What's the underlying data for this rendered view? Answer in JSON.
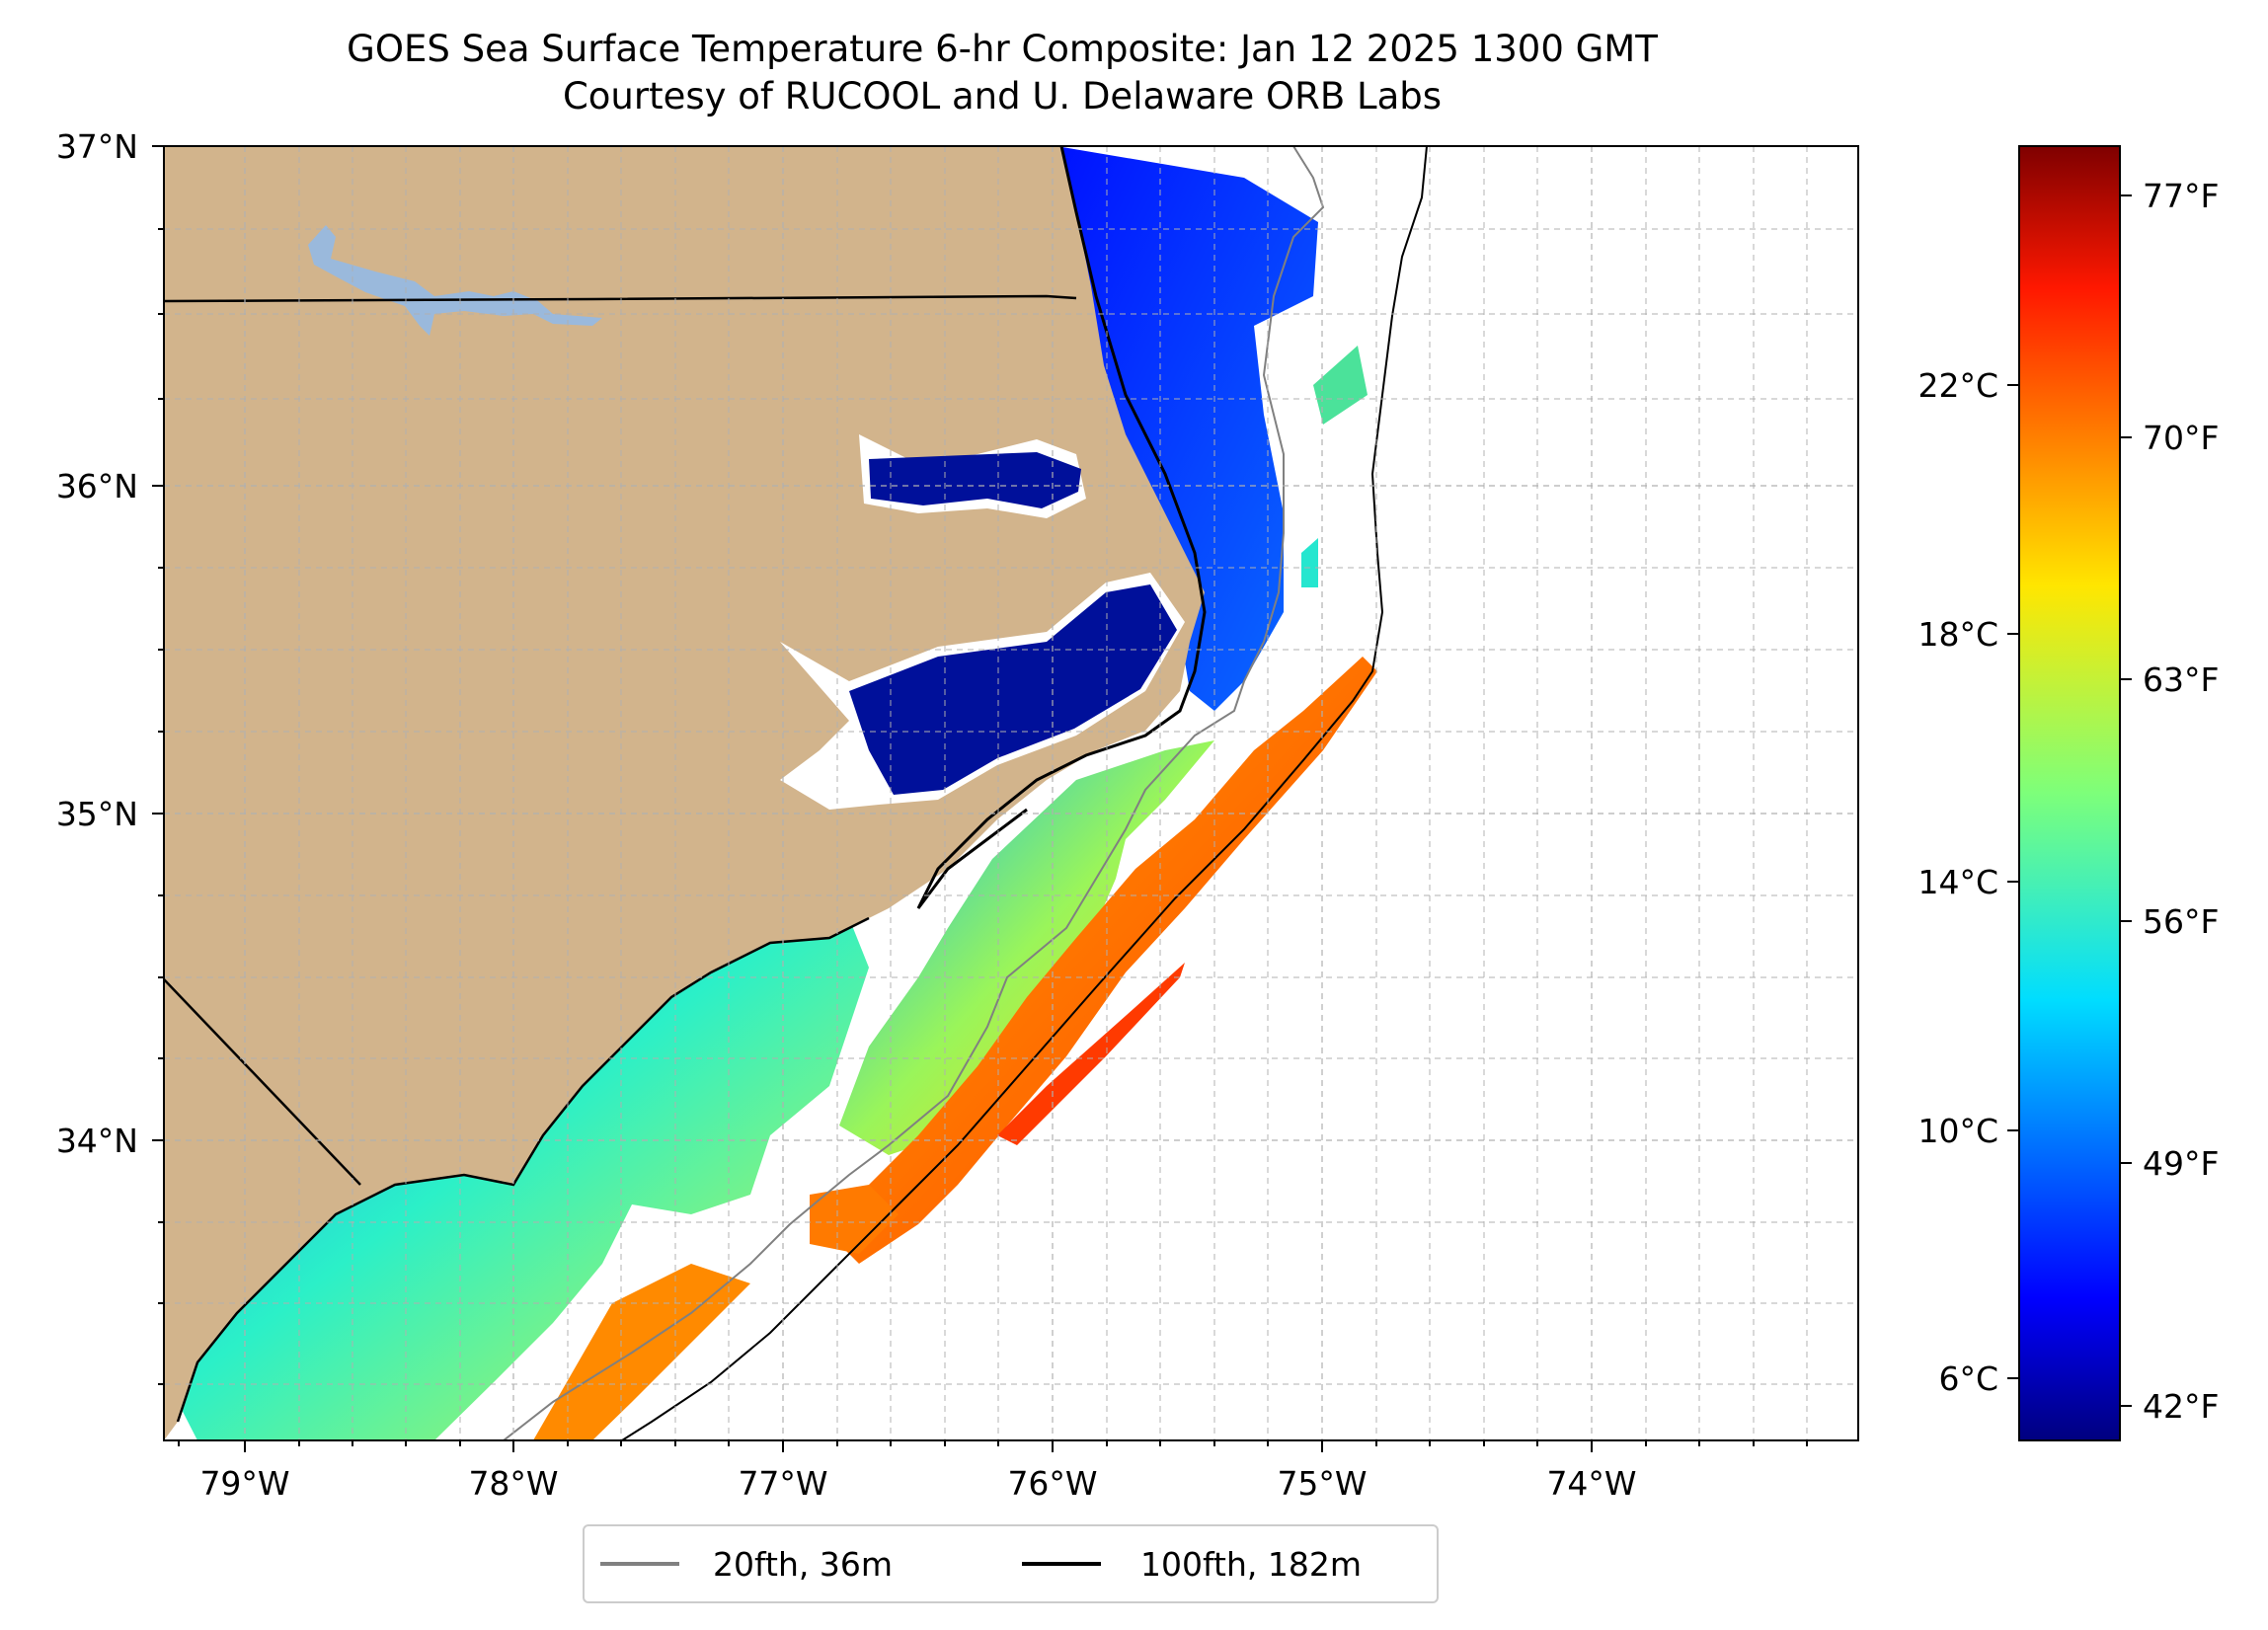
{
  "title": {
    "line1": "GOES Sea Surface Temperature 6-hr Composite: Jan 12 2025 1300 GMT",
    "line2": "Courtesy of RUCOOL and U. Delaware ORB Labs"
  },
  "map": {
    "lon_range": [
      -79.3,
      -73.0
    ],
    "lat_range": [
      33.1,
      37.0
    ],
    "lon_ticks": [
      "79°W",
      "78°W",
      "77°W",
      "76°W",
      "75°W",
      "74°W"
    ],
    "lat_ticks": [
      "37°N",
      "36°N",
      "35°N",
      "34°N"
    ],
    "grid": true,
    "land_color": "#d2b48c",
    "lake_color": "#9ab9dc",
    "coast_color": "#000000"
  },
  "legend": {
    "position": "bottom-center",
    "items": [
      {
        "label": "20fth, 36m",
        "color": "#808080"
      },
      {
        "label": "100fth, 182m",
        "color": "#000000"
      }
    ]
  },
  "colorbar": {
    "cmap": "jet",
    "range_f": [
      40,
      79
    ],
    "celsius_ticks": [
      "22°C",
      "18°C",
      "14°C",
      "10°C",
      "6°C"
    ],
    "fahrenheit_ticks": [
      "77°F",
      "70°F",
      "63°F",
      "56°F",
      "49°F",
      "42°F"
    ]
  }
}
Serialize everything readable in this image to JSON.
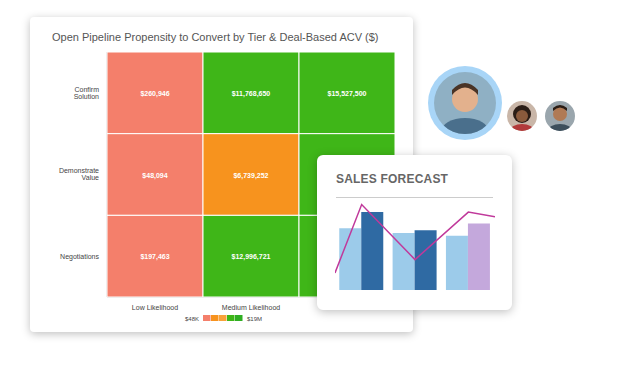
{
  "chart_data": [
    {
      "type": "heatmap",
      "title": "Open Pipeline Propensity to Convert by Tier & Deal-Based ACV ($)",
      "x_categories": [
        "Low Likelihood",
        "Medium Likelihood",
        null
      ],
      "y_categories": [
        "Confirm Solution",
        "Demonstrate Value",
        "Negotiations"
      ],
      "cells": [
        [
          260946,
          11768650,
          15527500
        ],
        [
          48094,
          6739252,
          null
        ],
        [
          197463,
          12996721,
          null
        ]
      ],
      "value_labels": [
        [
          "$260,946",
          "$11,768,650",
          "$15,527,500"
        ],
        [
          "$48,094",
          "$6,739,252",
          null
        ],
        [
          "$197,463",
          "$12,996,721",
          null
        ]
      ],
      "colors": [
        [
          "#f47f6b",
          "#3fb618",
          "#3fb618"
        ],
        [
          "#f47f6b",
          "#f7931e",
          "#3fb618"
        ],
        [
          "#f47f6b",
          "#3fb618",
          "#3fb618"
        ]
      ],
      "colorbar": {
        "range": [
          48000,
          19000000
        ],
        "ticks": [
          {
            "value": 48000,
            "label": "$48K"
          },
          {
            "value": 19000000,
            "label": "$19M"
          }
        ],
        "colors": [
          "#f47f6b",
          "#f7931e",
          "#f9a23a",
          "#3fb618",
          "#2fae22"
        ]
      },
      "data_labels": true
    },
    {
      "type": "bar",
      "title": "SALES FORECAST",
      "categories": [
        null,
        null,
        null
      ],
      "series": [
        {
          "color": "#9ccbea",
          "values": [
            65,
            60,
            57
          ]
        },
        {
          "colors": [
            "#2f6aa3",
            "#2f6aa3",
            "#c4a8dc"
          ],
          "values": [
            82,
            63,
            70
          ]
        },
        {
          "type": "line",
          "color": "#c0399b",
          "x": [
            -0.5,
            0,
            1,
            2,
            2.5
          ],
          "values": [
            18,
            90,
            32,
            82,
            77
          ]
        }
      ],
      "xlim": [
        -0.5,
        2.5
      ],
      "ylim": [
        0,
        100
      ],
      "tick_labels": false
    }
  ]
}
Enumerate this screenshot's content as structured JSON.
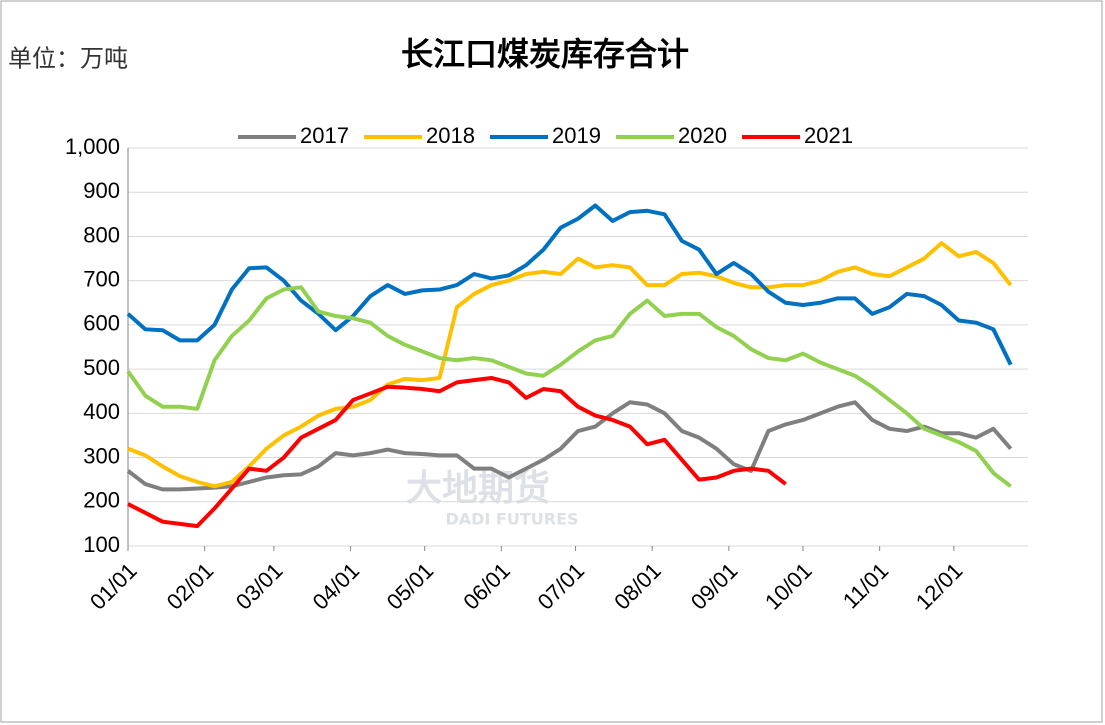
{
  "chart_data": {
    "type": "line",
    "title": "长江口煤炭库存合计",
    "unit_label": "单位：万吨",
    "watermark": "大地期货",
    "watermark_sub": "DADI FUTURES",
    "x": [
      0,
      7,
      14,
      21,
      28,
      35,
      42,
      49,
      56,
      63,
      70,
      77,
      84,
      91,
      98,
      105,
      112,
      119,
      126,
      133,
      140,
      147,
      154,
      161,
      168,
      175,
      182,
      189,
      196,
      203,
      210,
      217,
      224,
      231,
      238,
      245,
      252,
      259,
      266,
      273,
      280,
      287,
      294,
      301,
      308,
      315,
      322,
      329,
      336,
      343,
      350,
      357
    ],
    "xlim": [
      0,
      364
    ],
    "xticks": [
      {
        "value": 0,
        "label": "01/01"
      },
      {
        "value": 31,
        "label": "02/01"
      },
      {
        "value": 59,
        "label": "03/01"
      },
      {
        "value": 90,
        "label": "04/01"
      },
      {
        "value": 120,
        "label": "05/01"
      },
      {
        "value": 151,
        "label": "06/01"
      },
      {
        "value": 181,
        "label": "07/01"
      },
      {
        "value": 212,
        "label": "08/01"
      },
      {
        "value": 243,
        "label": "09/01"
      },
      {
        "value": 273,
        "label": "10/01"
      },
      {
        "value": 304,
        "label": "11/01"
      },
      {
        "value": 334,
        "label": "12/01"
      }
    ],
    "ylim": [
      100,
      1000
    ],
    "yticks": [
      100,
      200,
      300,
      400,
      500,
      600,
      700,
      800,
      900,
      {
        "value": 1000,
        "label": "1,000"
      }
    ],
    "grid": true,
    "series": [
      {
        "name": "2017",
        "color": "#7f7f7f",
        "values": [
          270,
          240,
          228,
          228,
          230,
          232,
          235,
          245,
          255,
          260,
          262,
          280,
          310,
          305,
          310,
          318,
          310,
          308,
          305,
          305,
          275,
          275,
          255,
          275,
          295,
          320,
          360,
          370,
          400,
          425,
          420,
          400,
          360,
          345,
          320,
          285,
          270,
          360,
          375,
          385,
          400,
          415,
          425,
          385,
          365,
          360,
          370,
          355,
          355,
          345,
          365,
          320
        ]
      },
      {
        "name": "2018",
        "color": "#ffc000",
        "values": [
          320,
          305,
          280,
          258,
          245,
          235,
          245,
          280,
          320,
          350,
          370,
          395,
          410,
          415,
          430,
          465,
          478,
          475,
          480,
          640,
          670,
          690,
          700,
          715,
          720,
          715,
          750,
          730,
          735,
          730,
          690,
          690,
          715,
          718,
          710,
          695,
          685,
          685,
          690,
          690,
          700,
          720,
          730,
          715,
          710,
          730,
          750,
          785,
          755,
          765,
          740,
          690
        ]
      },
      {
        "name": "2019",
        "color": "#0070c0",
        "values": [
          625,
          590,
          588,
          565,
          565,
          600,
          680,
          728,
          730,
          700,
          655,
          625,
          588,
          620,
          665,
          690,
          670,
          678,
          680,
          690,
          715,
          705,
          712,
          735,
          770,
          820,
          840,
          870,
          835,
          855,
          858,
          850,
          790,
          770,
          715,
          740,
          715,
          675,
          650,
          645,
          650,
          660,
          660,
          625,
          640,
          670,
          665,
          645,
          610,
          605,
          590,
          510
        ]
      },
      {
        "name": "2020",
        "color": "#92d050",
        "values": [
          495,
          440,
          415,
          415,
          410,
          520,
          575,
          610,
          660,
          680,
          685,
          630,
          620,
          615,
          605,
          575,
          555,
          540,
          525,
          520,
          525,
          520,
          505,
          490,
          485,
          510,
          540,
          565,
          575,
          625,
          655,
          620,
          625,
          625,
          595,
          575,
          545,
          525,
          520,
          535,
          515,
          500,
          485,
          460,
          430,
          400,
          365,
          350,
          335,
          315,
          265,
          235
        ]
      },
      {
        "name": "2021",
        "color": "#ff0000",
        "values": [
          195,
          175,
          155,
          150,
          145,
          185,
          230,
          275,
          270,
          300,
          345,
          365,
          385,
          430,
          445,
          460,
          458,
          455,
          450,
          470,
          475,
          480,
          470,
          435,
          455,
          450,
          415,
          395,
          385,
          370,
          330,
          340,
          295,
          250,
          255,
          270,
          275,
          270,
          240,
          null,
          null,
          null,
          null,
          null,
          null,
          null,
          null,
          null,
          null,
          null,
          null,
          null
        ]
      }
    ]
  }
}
=======
Directions:
Every record gets retyped exactly; no picture goes into the copy.

The answer:
What's the underlying data for this rendered view? Answer in JSON.
{
  "title": {
    "line1": "GOES Sea Surface Temperature 6-hr Composite: Jan 12 2025 1300 GMT",
    "line2": "Courtesy of RUCOOL and U. Delaware ORB Labs"
  },
  "map": {
    "lon_range": [
      -79.3,
      -73.0
    ],
    "lat_range": [
      33.1,
      37.0
    ],
    "lon_ticks": [
      "79°W",
      "78°W",
      "77°W",
      "76°W",
      "75°W",
      "74°W"
    ],
    "lat_ticks": [
      "37°N",
      "36°N",
      "35°N",
      "34°N"
    ],
    "grid": true,
    "land_color": "#d2b48c",
    "lake_color": "#9ab9dc",
    "coast_color": "#000000"
  },
  "legend": {
    "position": "bottom-center",
    "items": [
      {
        "label": "20fth, 36m",
        "color": "#808080"
      },
      {
        "label": "100fth, 182m",
        "color": "#000000"
      }
    ]
  },
  "colorbar": {
    "cmap": "jet",
    "range_f": [
      40,
      79
    ],
    "celsius_ticks": [
      "22°C",
      "18°C",
      "14°C",
      "10°C",
      "6°C"
    ],
    "fahrenheit_ticks": [
      "77°F",
      "70°F",
      "63°F",
      "56°F",
      "49°F",
      "42°F"
    ]
  }
}
Serialize everything readable in this image to JSON.
{
  "chart_data": [
    {
      "type": "heatmap",
      "title": "Open Pipeline Propensity to Convert by Tier & Deal-Based ACV ($)",
      "x_categories": [
        "Low Likelihood",
        "Medium Likelihood",
        null
      ],
      "y_categories": [
        "Confirm Solution",
        "Demonstrate Value",
        "Negotiations"
      ],
      "cells": [
        [
          260946,
          11768650,
          15527500
        ],
        [
          48094,
          6739252,
          null
        ],
        [
          197463,
          12996721,
          null
        ]
      ],
      "value_labels": [
        [
          "$260,946",
          "$11,768,650",
          "$15,527,500"
        ],
        [
          "$48,094",
          "$6,739,252",
          null
        ],
        [
          "$197,463",
          "$12,996,721",
          null
        ]
      ],
      "colors": [
        [
          "#f47f6b",
          "#3fb618",
          "#3fb618"
        ],
        [
          "#f47f6b",
          "#f7931e",
          "#3fb618"
        ],
        [
          "#f47f6b",
          "#3fb618",
          "#3fb618"
        ]
      ],
      "colorbar": {
        "range": [
          48000,
          19000000
        ],
        "ticks": [
          {
            "value": 48000,
            "label": "$48K"
          },
          {
            "value": 19000000,
            "label": "$19M"
          }
        ],
        "colors": [
          "#f47f6b",
          "#f7931e",
          "#f9a23a",
          "#3fb618",
          "#2fae22"
        ]
      },
      "data_labels": true
    },
    {
      "type": "bar",
      "title": "SALES FORECAST",
      "categories": [
        null,
        null,
        null
      ],
      "series": [
        {
          "color": "#9ccbea",
          "values": [
            65,
            60,
            57
          ]
        },
        {
          "colors": [
            "#2f6aa3",
            "#2f6aa3",
            "#c4a8dc"
          ],
          "values": [
            82,
            63,
            70
          ]
        },
        {
          "type": "line",
          "color": "#c0399b",
          "x": [
            -0.5,
            0,
            1,
            2,
            2.5
          ],
          "values": [
            18,
            90,
            32,
            82,
            77
          ]
        }
      ],
      "xlim": [
        -0.5,
        2.5
      ],
      "ylim": [
        0,
        100
      ],
      "tick_labels": false
    }
  ]
}
Enumerate this screenshot's content as structured JSON.
{
  "chart_data": {
    "type": "line",
    "title": "长江口煤炭库存合计",
    "unit_label": "单位：万吨",
    "watermark": "大地期货",
    "watermark_sub": "DADI FUTURES",
    "x": [
      0,
      7,
      14,
      21,
      28,
      35,
      42,
      49,
      56,
      63,
      70,
      77,
      84,
      91,
      98,
      105,
      112,
      119,
      126,
      133,
      140,
      147,
      154,
      161,
      168,
      175,
      182,
      189,
      196,
      203,
      210,
      217,
      224,
      231,
      238,
      245,
      252,
      259,
      266,
      273,
      280,
      287,
      294,
      301,
      308,
      315,
      322,
      329,
      336,
      343,
      350,
      357
    ],
    "xlim": [
      0,
      364
    ],
    "xticks": [
      {
        "value": 0,
        "label": "01/01"
      },
      {
        "value": 31,
        "label": "02/01"
      },
      {
        "value": 59,
        "label": "03/01"
      },
      {
        "value": 90,
        "label": "04/01"
      },
      {
        "value": 120,
        "label": "05/01"
      },
      {
        "value": 151,
        "label": "06/01"
      },
      {
        "value": 181,
        "label": "07/01"
      },
      {
        "value": 212,
        "label": "08/01"
      },
      {
        "value": 243,
        "label": "09/01"
      },
      {
        "value": 273,
        "label": "10/01"
      },
      {
        "value": 304,
        "label": "11/01"
      },
      {
        "value": 334,
        "label": "12/01"
      }
    ],
    "ylim": [
      100,
      1000
    ],
    "yticks": [
      100,
      200,
      300,
      400,
      500,
      600,
      700,
      800,
      900,
      {
        "value": 1000,
        "label": "1,000"
      }
    ],
    "grid": true,
    "series": [
      {
        "name": "2017",
        "color": "#7f7f7f",
        "values": [
          270,
          240,
          228,
          228,
          230,
          232,
          235,
          245,
          255,
          260,
          262,
          280,
          310,
          305,
          310,
          318,
          310,
          308,
          305,
          305,
          275,
          275,
          255,
          275,
          295,
          320,
          360,
          370,
          400,
          425,
          420,
          400,
          360,
          345,
          320,
          285,
          270,
          360,
          375,
          385,
          400,
          415,
          425,
          385,
          365,
          360,
          370,
          355,
          355,
          345,
          365,
          320
        ]
      },
      {
        "name": "2018",
        "color": "#ffc000",
        "values": [
          320,
          305,
          280,
          258,
          245,
          235,
          245,
          280,
          320,
          350,
          370,
          395,
          410,
          415,
          430,
          465,
          478,
          475,
          480,
          640,
          670,
          690,
          700,
          715,
          720,
          715,
          750,
          730,
          735,
          730,
          690,
          690,
          715,
          718,
          710,
          695,
          685,
          685,
          690,
          690,
          700,
          720,
          730,
          715,
          710,
          730,
          750,
          785,
          755,
          765,
          740,
          690
        ]
      },
      {
        "name": "2019",
        "color": "#0070c0",
        "values": [
          625,
          590,
          588,
          565,
          565,
          600,
          680,
          728,
          730,
          700,
          655,
          625,
          588,
          620,
          665,
          690,
          670,
          678,
          680,
          690,
          715,
          705,
          712,
          735,
          770,
          820,
          840,
          870,
          835,
          855,
          858,
          850,
          790,
          770,
          715,
          740,
          715,
          675,
          650,
          645,
          650,
          660,
          660,
          625,
          640,
          670,
          665,
          645,
          610,
          605,
          590,
          510
        ]
      },
      {
        "name": "2020",
        "color": "#92d050",
        "values": [
          495,
          440,
          415,
          415,
          410,
          520,
          575,
          610,
          660,
          680,
          685,
          630,
          620,
          615,
          605,
          575,
          555,
          540,
          525,
          520,
          525,
          520,
          505,
          490,
          485,
          510,
          540,
          565,
          575,
          625,
          655,
          620,
          625,
          625,
          595,
          575,
          545,
          525,
          520,
          535,
          515,
          500,
          485,
          460,
          430,
          400,
          365,
          350,
          335,
          315,
          265,
          235
        ]
      },
      {
        "name": "2021",
        "color": "#ff0000",
        "values": [
          195,
          175,
          155,
          150,
          145,
          185,
          230,
          275,
          270,
          300,
          345,
          365,
          385,
          430,
          445,
          460,
          458,
          455,
          450,
          470,
          475,
          480,
          470,
          435,
          455,
          450,
          415,
          395,
          385,
          370,
          330,
          340,
          295,
          250,
          255,
          270,
          275,
          270,
          240,
          null,
          null,
          null,
          null,
          null,
          null,
          null,
          null,
          null,
          null,
          null,
          null,
          null
        ]
      }
    ]
  }
}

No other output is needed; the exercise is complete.